• **TASK INPUT**:
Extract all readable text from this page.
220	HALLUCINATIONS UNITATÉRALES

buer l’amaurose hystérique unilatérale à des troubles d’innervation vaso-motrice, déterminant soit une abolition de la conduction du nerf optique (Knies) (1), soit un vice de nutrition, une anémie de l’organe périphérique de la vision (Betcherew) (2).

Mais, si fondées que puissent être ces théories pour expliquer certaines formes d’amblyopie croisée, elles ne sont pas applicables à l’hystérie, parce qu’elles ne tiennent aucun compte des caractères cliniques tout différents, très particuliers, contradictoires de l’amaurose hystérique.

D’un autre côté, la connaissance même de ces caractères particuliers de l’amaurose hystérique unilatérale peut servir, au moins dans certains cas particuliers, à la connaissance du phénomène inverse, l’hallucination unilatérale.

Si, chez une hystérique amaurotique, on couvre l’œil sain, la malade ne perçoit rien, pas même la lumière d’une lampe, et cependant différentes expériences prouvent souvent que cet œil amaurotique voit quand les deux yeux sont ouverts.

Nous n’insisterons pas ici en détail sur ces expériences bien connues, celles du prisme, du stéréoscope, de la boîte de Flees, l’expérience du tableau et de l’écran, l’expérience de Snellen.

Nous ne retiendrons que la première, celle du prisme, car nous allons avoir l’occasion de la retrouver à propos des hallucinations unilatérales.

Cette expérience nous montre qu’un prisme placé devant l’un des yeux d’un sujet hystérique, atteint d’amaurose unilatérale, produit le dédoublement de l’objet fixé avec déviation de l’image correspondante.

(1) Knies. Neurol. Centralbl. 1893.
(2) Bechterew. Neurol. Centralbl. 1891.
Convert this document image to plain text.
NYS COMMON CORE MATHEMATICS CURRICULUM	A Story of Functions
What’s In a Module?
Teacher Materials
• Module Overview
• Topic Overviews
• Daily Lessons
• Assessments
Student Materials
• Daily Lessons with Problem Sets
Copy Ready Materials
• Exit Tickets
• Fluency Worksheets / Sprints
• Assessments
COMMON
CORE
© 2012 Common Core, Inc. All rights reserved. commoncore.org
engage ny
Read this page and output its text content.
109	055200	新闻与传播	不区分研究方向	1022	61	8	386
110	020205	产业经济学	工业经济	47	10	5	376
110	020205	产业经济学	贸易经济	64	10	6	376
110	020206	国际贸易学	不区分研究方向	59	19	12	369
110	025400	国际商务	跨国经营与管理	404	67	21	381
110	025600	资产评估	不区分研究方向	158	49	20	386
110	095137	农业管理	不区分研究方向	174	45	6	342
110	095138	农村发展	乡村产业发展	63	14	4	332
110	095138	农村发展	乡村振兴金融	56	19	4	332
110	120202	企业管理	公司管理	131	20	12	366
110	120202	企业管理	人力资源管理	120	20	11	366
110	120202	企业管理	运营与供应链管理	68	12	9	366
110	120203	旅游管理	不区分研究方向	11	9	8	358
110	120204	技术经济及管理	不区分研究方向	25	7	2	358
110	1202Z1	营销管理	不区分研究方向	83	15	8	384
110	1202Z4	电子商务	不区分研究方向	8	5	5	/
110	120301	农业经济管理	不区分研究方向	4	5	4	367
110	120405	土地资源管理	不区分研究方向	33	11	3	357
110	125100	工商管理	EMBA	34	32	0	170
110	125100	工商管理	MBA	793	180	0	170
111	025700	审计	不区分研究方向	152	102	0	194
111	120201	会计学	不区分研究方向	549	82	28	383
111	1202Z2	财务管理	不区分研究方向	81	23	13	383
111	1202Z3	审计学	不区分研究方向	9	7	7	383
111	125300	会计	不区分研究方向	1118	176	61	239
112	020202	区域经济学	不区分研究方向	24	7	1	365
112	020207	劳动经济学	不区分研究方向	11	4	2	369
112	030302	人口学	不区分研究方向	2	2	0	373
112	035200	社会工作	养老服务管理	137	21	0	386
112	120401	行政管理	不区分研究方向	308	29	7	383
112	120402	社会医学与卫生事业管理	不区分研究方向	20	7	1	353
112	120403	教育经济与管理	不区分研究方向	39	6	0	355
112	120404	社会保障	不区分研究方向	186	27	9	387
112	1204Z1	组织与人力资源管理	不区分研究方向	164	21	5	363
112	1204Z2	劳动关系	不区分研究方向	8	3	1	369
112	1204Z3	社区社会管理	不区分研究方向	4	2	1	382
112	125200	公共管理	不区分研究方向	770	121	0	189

• **YOUR OBJECTIVE**:
Reproduce the material in full, with no word added or dropped.

• **RESULT FOR THIS TASK**:
Extract all readable text from this page.
220	HALLUCINATIONS UNITATÉRALES

buer l’amaurose hystérique unilatérale à des troubles d’innervation vaso-motrice, déterminant soit une abolition de la conduction du nerf optique (Knies) (1), soit un vice de nutrition, une anémie de l’organe périphérique de la vision (Betcherew) (2).

Mais, si fondées que puissent être ces théories pour expliquer certaines formes d’amblyopie croisée, elles ne sont pas applicables à l’hystérie, parce qu’elles ne tiennent aucun compte des caractères cliniques tout différents, très particuliers, contradictoires de l’amaurose hystérique.

D’un autre côté, la connaissance même de ces caractères particuliers de l’amaurose hystérique unilatérale peut servir, au moins dans certains cas particuliers, à la connaissance du phénomène inverse, l’hallucination unilatérale.

Si, chez une hystérique amaurotique, on couvre l’œil sain, la malade ne perçoit rien, pas même la lumière d’une lampe, et cependant différentes expériences prouvent souvent que cet œil amaurotique voit quand les deux yeux sont ouverts.

Nous n’insisterons pas ici en détail sur ces expériences bien connues, celles du prisme, du stéréoscope, de la boîte de Flees, l’expérience du tableau et de l’écran, l’expérience de Snellen.

Nous ne retiendrons que la première, celle du prisme, car nous allons avoir l’occasion de la retrouver à propos des hallucinations unilatérales.

Cette expérience nous montre qu’un prisme placé devant l’un des yeux d’un sujet hystérique, atteint d’amaurose unilatérale, produit le dédoublement de l’objet fixé avec déviation de l’image correspondante.

(1) Knies. Neurol. Centralbl. 1893.
(2) Bechterew. Neurol. Centralbl. 1891.
Convert this document image to plain text.
NYS COMMON CORE MATHEMATICS CURRICULUM	A Story of Functions
What’s In a Module?
Teacher Materials
• Module Overview
• Topic Overviews
• Daily Lessons
• Assessments
Student Materials
• Daily Lessons with Problem Sets
Copy Ready Materials
• Exit Tickets
• Fluency Worksheets / Sprints
• Assessments
COMMON
CORE
© 2012 Common Core, Inc. All rights reserved. commoncore.org
engage ny
Read this page and output its text content.
109	055200	新闻与传播	不区分研究方向	1022	61	8	386
110	020205	产业经济学	工业经济	47	10	5	376
110	020205	产业经济学	贸易经济	64	10	6	376
110	020206	国际贸易学	不区分研究方向	59	19	12	369
110	025400	国际商务	跨国经营与管理	404	67	21	381
110	025600	资产评估	不区分研究方向	158	49	20	386
110	095137	农业管理	不区分研究方向	174	45	6	342
110	095138	农村发展	乡村产业发展	63	14	4	332
110	095138	农村发展	乡村振兴金融	56	19	4	332
110	120202	企业管理	公司管理	131	20	12	366
110	120202	企业管理	人力资源管理	120	20	11	366
110	120202	企业管理	运营与供应链管理	68	12	9	366
110	120203	旅游管理	不区分研究方向	11	9	8	358
110	120204	技术经济及管理	不区分研究方向	25	7	2	358
110	1202Z1	营销管理	不区分研究方向	83	15	8	384
110	1202Z4	电子商务	不区分研究方向	8	5	5	/
110	120301	农业经济管理	不区分研究方向	4	5	4	367
110	120405	土地资源管理	不区分研究方向	33	11	3	357
110	125100	工商管理	EMBA	34	32	0	170
110	125100	工商管理	MBA	793	180	0	170
111	025700	审计	不区分研究方向	152	102	0	194
111	120201	会计学	不区分研究方向	549	82	28	383
111	1202Z2	财务管理	不区分研究方向	81	23	13	383
111	1202Z3	审计学	不区分研究方向	9	7	7	383
111	125300	会计	不区分研究方向	1118	176	61	239
112	020202	区域经济学	不区分研究方向	24	7	1	365
112	020207	劳动经济学	不区分研究方向	11	4	2	369
112	030302	人口学	不区分研究方向	2	2	0	373
112	035200	社会工作	养老服务管理	137	21	0	386
112	120401	行政管理	不区分研究方向	308	29	7	383
112	120402	社会医学与卫生事业管理	不区分研究方向	20	7	1	353
112	120403	教育经济与管理	不区分研究方向	39	6	0	355
112	120404	社会保障	不区分研究方向	186	27	9	387
112	1204Z1	组织与人力资源管理	不区分研究方向	164	21	5	363
112	1204Z2	劳动关系	不区分研究方向	8	3	1	369
112	1204Z3	社区社会管理	不区分研究方向	4	2	1	382
112	125200	公共管理	不区分研究方向	770	121	0	189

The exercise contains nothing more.